**RECORDS FOR THE EXERCISE**.
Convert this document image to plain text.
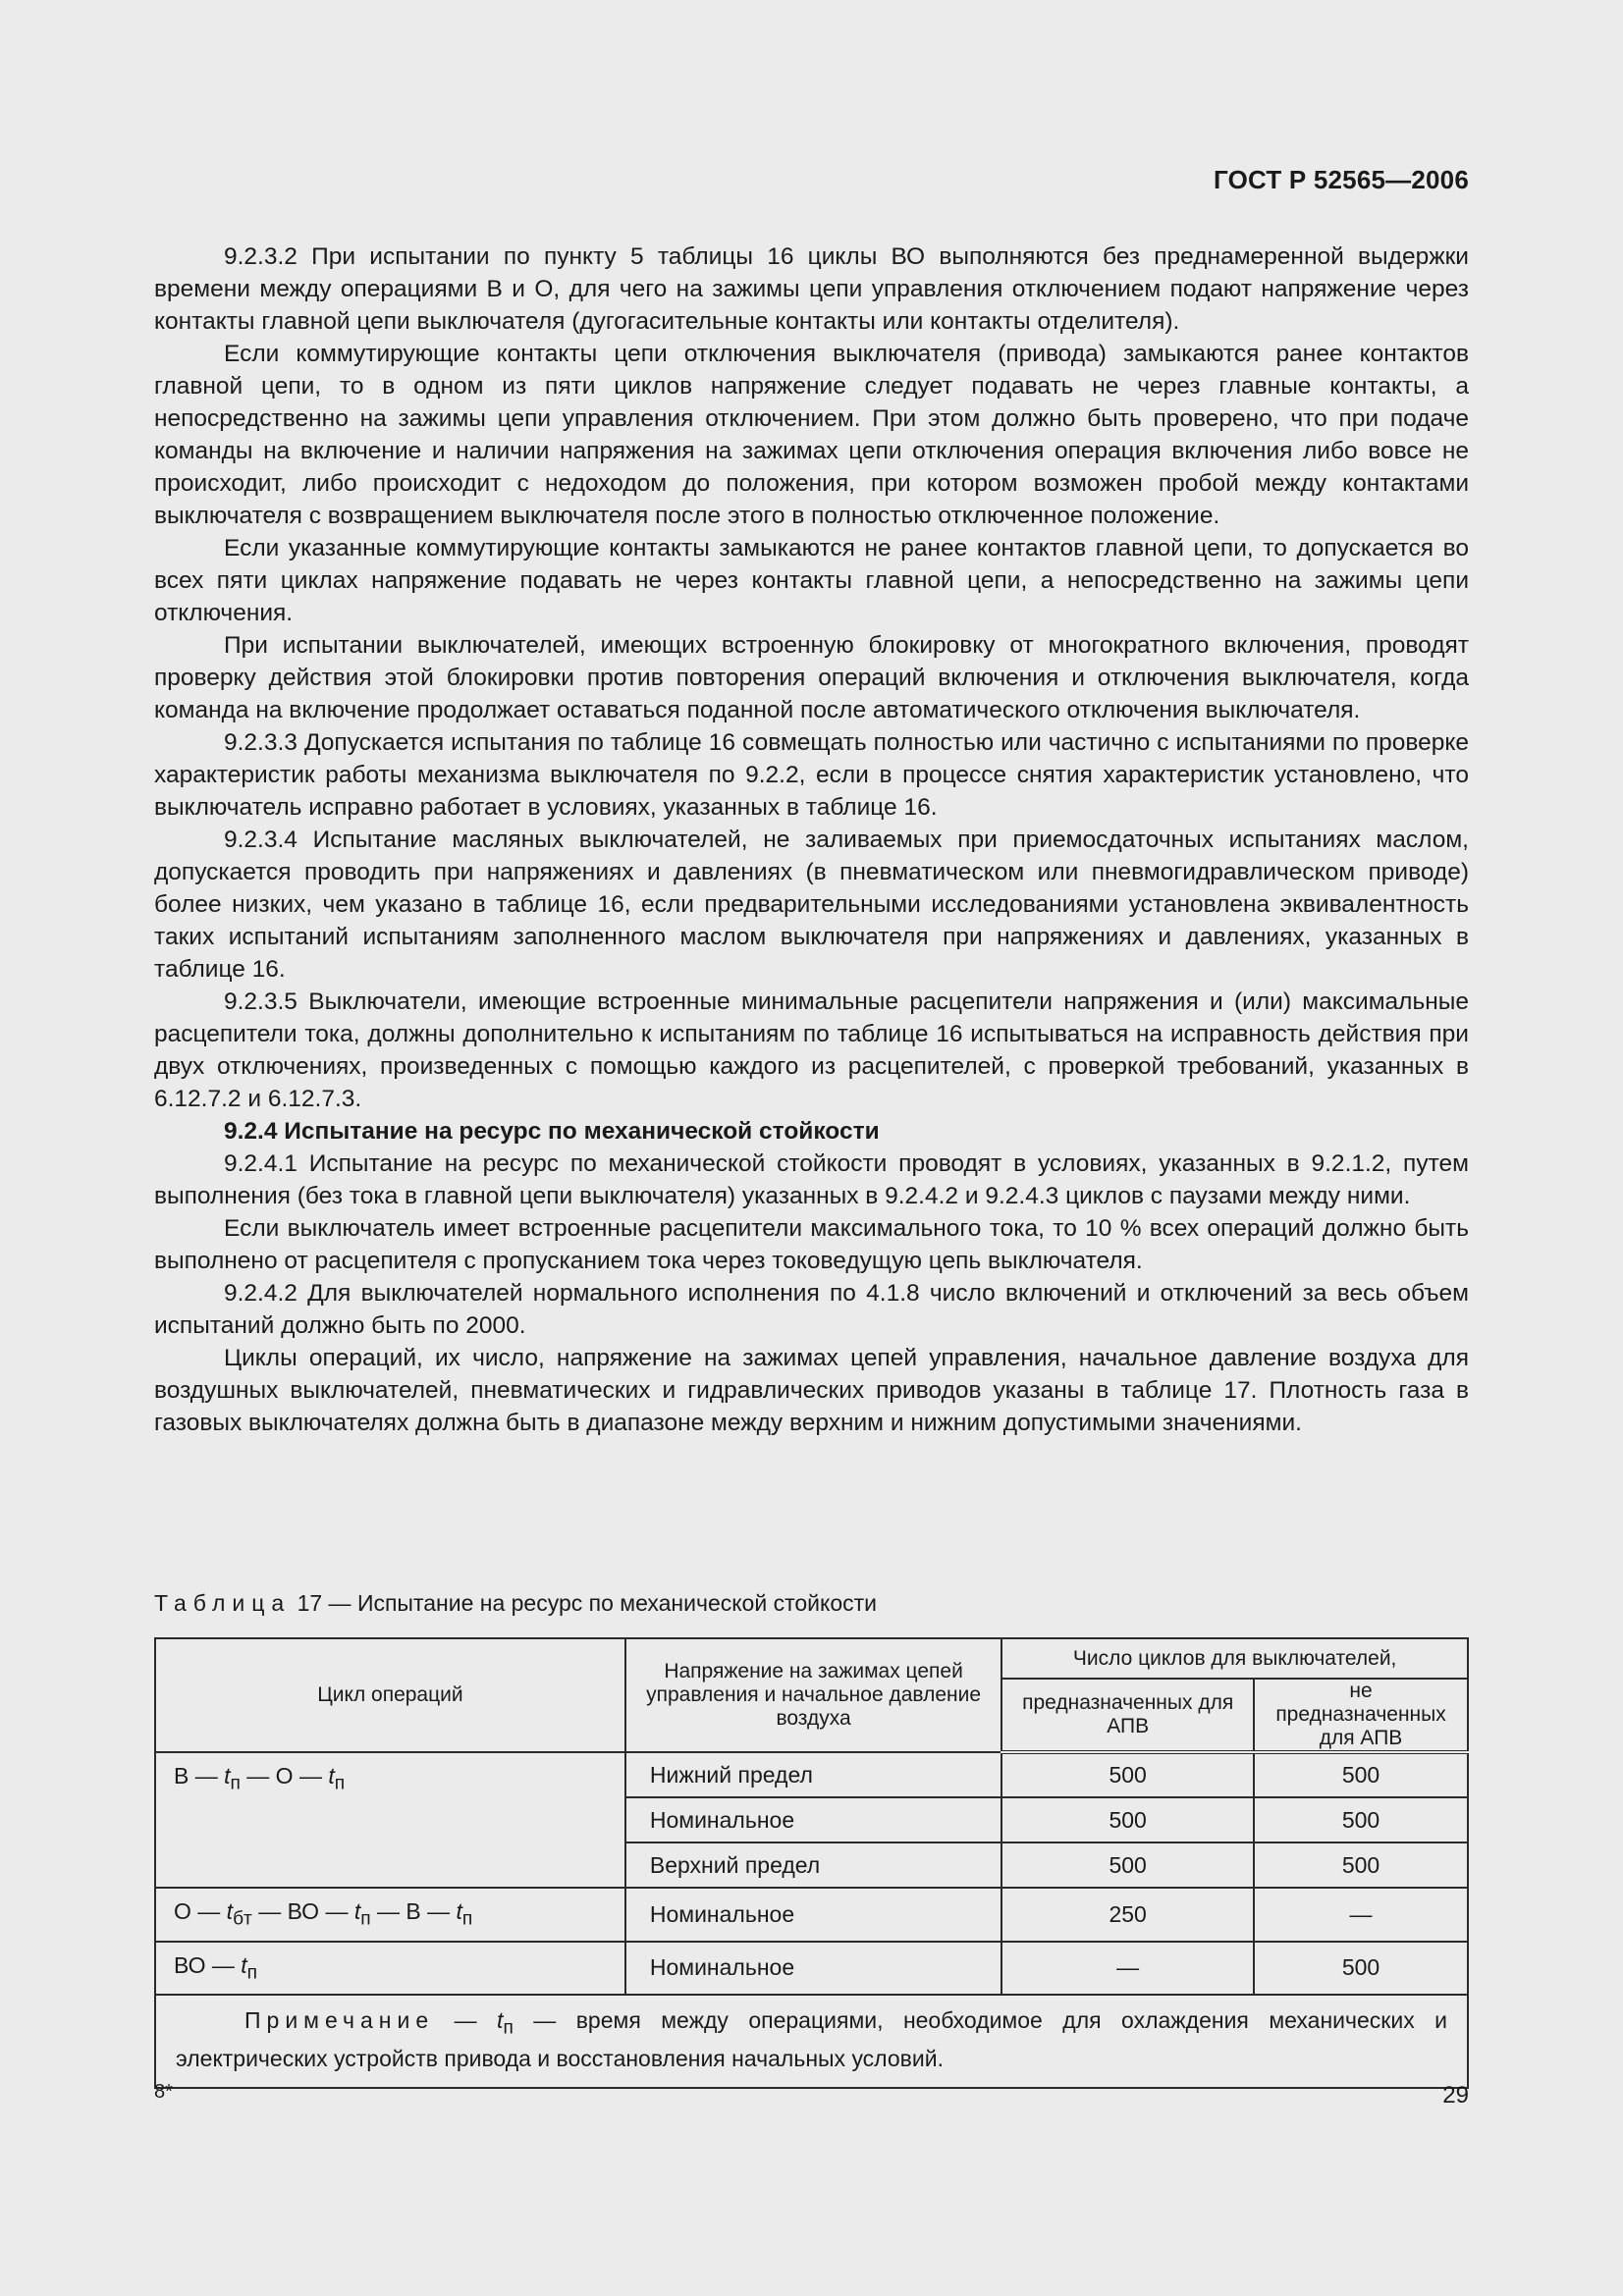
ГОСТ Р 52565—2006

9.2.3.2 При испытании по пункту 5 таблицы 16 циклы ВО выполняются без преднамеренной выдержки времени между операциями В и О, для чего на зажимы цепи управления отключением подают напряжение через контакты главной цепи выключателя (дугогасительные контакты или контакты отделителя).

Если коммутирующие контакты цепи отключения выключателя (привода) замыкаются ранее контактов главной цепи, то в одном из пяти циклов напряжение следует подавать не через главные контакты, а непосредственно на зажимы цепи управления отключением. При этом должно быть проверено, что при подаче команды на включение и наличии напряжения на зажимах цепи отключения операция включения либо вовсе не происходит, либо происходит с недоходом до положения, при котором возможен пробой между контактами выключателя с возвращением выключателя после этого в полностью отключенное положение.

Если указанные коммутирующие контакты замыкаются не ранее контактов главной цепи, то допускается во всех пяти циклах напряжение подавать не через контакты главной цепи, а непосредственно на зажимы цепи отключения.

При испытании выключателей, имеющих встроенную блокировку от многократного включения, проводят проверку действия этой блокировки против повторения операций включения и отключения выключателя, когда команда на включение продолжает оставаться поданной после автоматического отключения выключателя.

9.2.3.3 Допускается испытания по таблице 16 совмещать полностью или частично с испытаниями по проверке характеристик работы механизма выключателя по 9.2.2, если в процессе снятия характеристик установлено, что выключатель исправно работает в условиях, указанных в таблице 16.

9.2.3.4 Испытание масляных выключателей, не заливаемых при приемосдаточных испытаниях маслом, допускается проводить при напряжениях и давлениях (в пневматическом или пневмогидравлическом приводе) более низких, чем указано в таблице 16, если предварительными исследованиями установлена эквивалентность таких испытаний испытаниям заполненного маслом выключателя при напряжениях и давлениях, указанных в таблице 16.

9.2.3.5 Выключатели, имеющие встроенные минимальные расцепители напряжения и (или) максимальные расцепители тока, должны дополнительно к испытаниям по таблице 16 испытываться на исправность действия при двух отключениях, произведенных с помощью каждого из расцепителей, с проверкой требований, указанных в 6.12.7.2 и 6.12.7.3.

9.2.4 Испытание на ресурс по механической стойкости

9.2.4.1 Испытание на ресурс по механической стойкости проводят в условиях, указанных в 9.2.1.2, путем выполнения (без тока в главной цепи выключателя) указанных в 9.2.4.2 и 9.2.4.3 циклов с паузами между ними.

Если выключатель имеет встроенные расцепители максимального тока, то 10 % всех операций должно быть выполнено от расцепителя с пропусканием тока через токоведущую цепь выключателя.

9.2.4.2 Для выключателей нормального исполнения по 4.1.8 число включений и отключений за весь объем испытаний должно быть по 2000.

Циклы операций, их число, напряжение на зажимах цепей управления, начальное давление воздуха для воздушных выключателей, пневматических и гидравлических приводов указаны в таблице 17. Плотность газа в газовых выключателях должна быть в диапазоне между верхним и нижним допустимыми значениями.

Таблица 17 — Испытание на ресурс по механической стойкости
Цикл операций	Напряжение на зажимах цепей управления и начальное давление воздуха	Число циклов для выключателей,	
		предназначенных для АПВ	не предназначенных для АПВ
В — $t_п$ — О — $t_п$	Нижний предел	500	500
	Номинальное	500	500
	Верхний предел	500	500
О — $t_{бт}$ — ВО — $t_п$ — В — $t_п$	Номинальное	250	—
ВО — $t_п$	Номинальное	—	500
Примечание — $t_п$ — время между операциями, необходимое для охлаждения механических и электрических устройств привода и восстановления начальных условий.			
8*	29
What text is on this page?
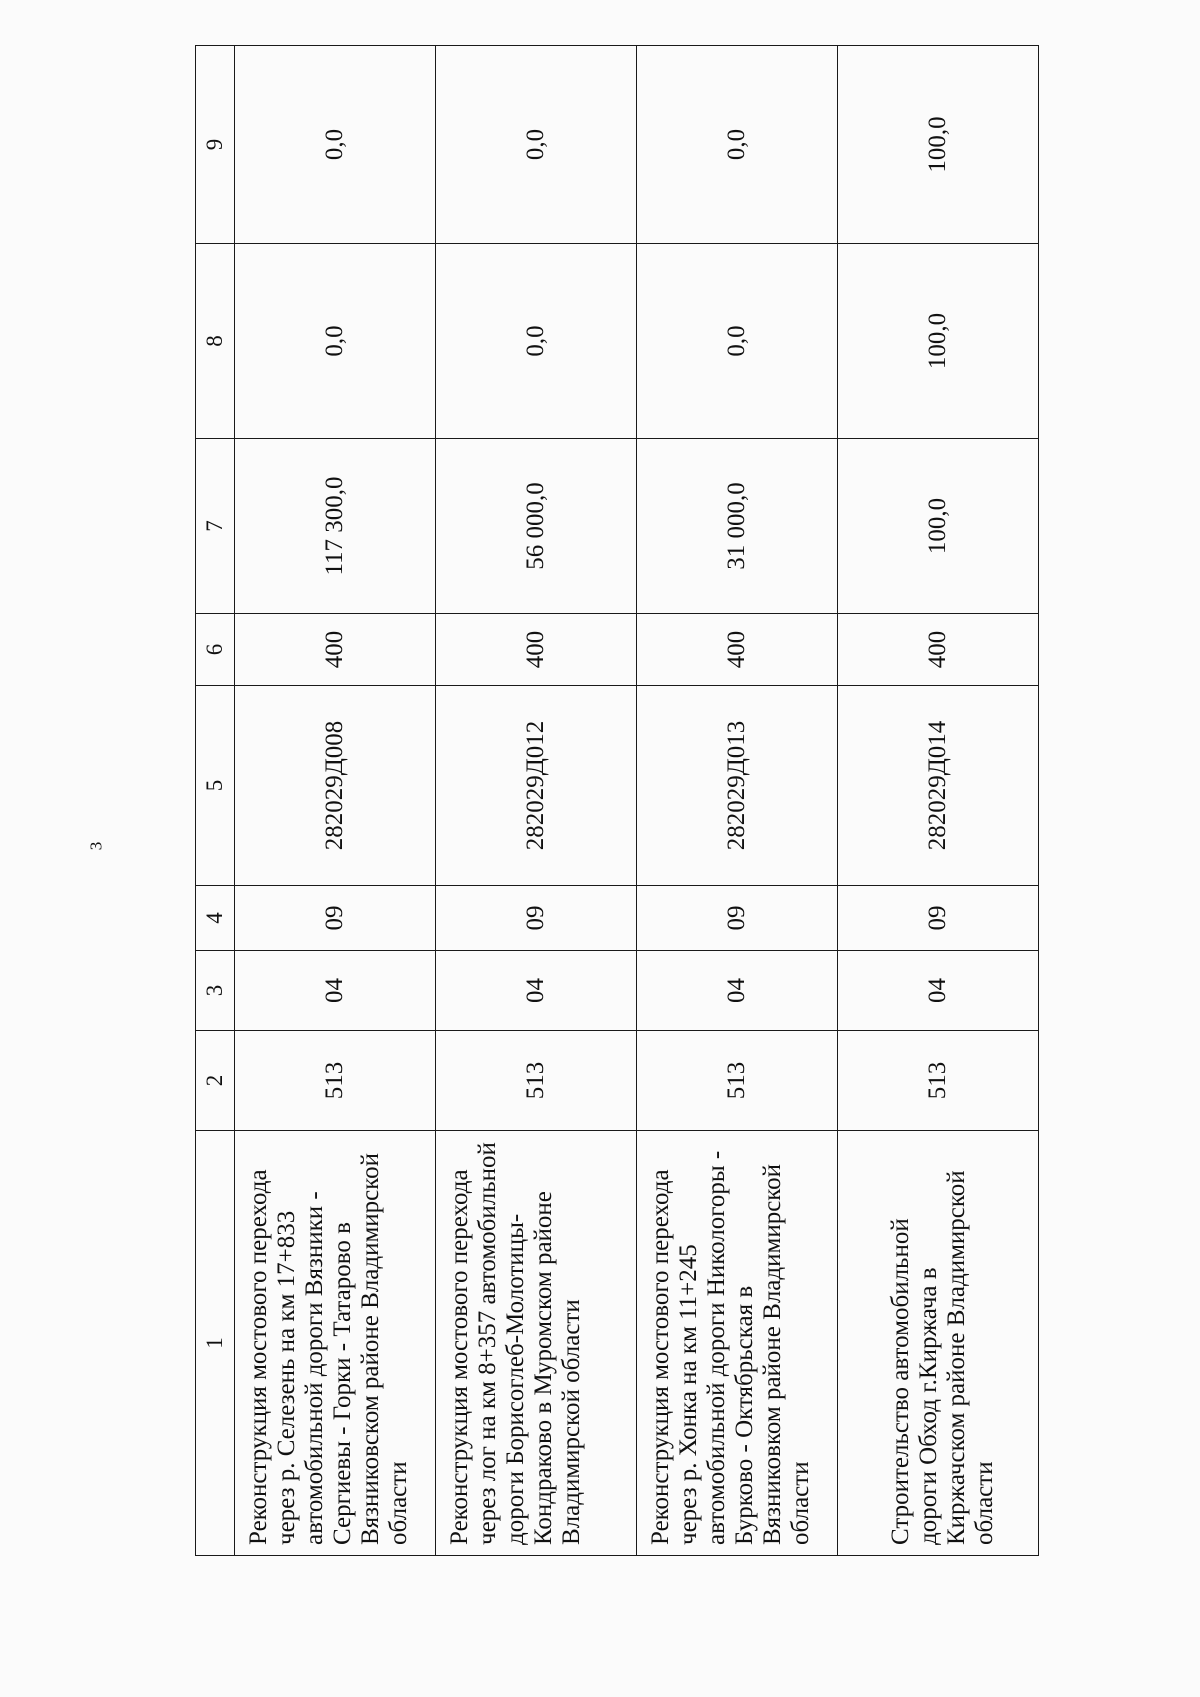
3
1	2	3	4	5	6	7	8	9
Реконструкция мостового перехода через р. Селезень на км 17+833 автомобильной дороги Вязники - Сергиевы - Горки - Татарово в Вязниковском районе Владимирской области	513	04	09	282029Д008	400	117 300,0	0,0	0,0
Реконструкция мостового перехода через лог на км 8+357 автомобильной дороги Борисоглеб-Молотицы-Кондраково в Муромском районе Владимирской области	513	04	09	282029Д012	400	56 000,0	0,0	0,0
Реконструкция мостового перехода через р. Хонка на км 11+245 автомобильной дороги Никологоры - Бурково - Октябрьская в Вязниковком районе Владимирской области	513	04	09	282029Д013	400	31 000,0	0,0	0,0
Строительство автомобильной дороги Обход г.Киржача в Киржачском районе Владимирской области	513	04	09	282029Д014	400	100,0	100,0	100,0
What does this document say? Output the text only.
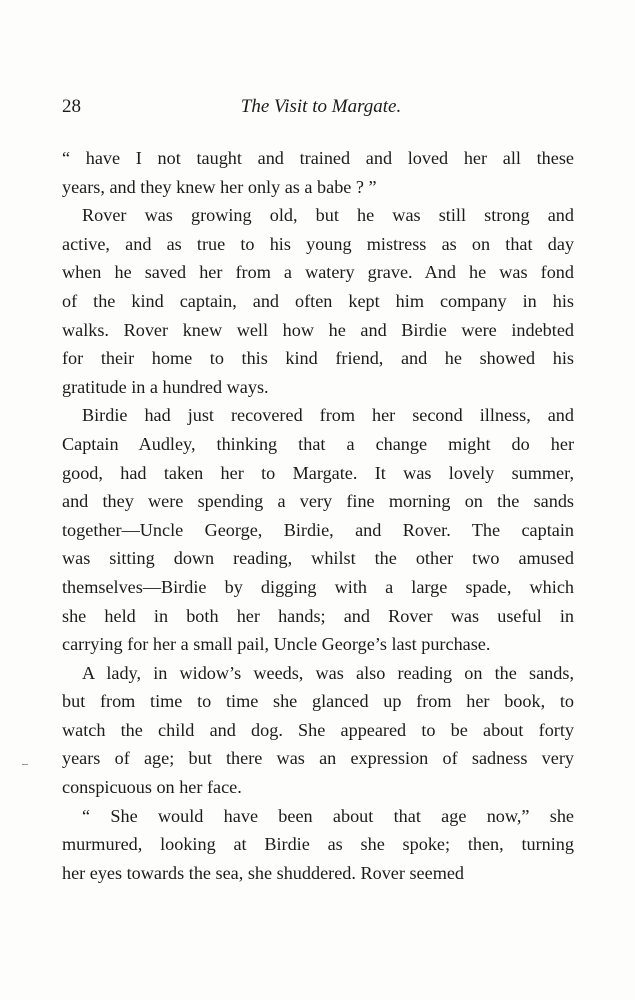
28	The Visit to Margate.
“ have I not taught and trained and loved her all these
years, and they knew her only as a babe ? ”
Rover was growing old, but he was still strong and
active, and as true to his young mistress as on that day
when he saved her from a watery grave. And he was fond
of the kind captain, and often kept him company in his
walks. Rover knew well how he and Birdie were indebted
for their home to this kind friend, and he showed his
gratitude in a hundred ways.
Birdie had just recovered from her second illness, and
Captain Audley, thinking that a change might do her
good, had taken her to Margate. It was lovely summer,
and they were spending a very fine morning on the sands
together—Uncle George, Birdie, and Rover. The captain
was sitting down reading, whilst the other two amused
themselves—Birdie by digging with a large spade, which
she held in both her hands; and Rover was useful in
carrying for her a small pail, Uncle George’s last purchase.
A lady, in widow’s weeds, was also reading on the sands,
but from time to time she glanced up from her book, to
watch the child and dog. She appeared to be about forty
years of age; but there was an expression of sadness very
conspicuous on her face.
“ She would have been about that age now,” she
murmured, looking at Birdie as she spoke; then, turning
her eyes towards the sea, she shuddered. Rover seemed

**WHAT IS REQUIRED**. Repeat every record precisely. Any picture among them stays out of the copy.

**RESULT OF THE TASK**.
Convert this document image to plain text.
ГОСТ Р 52565—2006

9.2.3.2 При испытании по пункту 5 таблицы 16 циклы ВО выполняются без преднамеренной выдержки времени между операциями В и О, для чего на зажимы цепи управления отключением подают напряжение через контакты главной цепи выключателя (дугогасительные контакты или контакты отделителя).

Если коммутирующие контакты цепи отключения выключателя (привода) замыкаются ранее контактов главной цепи, то в одном из пяти циклов напряжение следует подавать не через главные контакты, а непосредственно на зажимы цепи управления отключением. При этом должно быть проверено, что при подаче команды на включение и наличии напряжения на зажимах цепи отключения операция включения либо вовсе не происходит, либо происходит с недоходом до положения, при котором возможен пробой между контактами выключателя с возвращением выключателя после этого в полностью отключенное положение.

Если указанные коммутирующие контакты замыкаются не ранее контактов главной цепи, то допускается во всех пяти циклах напряжение подавать не через контакты главной цепи, а непосредственно на зажимы цепи отключения.

При испытании выключателей, имеющих встроенную блокировку от многократного включения, проводят проверку действия этой блокировки против повторения операций включения и отключения выключателя, когда команда на включение продолжает оставаться поданной после автоматического отключения выключателя.

9.2.3.3 Допускается испытания по таблице 16 совмещать полностью или частично с испытаниями по проверке характеристик работы механизма выключателя по 9.2.2, если в процессе снятия характеристик установлено, что выключатель исправно работает в условиях, указанных в таблице 16.

9.2.3.4 Испытание масляных выключателей, не заливаемых при приемосдаточных испытаниях маслом, допускается проводить при напряжениях и давлениях (в пневматическом или пневмогидравлическом приводе) более низких, чем указано в таблице 16, если предварительными исследованиями установлена эквивалентность таких испытаний испытаниям заполненного маслом выключателя при напряжениях и давлениях, указанных в таблице 16.

9.2.3.5 Выключатели, имеющие встроенные минимальные расцепители напряжения и (или) максимальные расцепители тока, должны дополнительно к испытаниям по таблице 16 испытываться на исправность действия при двух отключениях, произведенных с помощью каждого из расцепителей, с проверкой требований, указанных в 6.12.7.2 и 6.12.7.3.

9.2.4 Испытание на ресурс по механической стойкости

9.2.4.1 Испытание на ресурс по механической стойкости проводят в условиях, указанных в 9.2.1.2, путем выполнения (без тока в главной цепи выключателя) указанных в 9.2.4.2 и 9.2.4.3 циклов с паузами между ними.

Если выключатель имеет встроенные расцепители максимального тока, то 10 % всех операций должно быть выполнено от расцепителя с пропусканием тока через токоведущую цепь выключателя.

9.2.4.2 Для выключателей нормального исполнения по 4.1.8 число включений и отключений за весь объем испытаний должно быть по 2000.

Циклы операций, их число, напряжение на зажимах цепей управления, начальное давление воздуха для воздушных выключателей, пневматических и гидравлических приводов указаны в таблице 17. Плотность газа в газовых выключателях должна быть в диапазоне между верхним и нижним допустимыми значениями.

Таблица 17 — Испытание на ресурс по механической стойкости
Цикл операций	Напряжение на зажимах цепей управления и начальное давление воздуха	Число циклов для выключателей,	
		предназначенных для АПВ	не предназначенных для АПВ
В — $t_п$ — О — $t_п$	Нижний предел	500	500
	Номинальное	500	500
	Верхний предел	500	500
О — $t_{бт}$ — ВО — $t_п$ — В — $t_п$	Номинальное	250	—
ВО — $t_п$	Номинальное	—	500
Примечание — $t_п$ — время между операциями, необходимое для охлаждения механических и электрических устройств привода и восстановления начальных условий.			
8*	29
What text is on this page?
3
1	2	3	4	5	6	7	8	9
Реконструкция мостового перехода через р. Селезень на км 17+833 автомобильной дороги Вязники - Сергиевы - Горки - Татарово в Вязниковском районе Владимирской области	513	04	09	282029Д008	400	117 300,0	0,0	0,0
Реконструкция мостового перехода через лог на км 8+357 автомобильной дороги Борисоглеб-Молотицы-Кондраково в Муромском районе Владимирской области	513	04	09	282029Д012	400	56 000,0	0,0	0,0
Реконструкция мостового перехода через р. Хонка на км 11+245 автомобильной дороги Никологоры - Бурково - Октябрьская в Вязниковком районе Владимирской области	513	04	09	282029Д013	400	31 000,0	0,0	0,0
Строительство автомобильной дороги Обход г.Киржача в Киржачском районе Владимирской области	513	04	09	282029Д014	400	100,0	100,0	100,0
What does this document say? Output the text only.
28	The Visit to Margate.
“ have I not taught and trained and loved her all these
years, and they knew her only as a babe ? ”
Rover was growing old, but he was still strong and
active, and as true to his young mistress as on that day
when he saved her from a watery grave. And he was fond
of the kind captain, and often kept him company in his
walks. Rover knew well how he and Birdie were indebted
for their home to this kind friend, and he showed his
gratitude in a hundred ways.
Birdie had just recovered from her second illness, and
Captain Audley, thinking that a change might do her
good, had taken her to Margate. It was lovely summer,
and they were spending a very fine morning on the sands
together—Uncle George, Birdie, and Rover. The captain
was sitting down reading, whilst the other two amused
themselves—Birdie by digging with a large spade, which
she held in both her hands; and Rover was useful in
carrying for her a small pail, Uncle George’s last purchase.
A lady, in widow’s weeds, was also reading on the sands,
but from time to time she glanced up from her book, to
watch the child and dog. She appeared to be about forty
years of age; but there was an expression of sadness very
conspicuous on her face.
“ She would have been about that age now,” she
murmured, looking at Birdie as she spoke; then, turning
her eyes towards the sea, she shuddered. Rover seemed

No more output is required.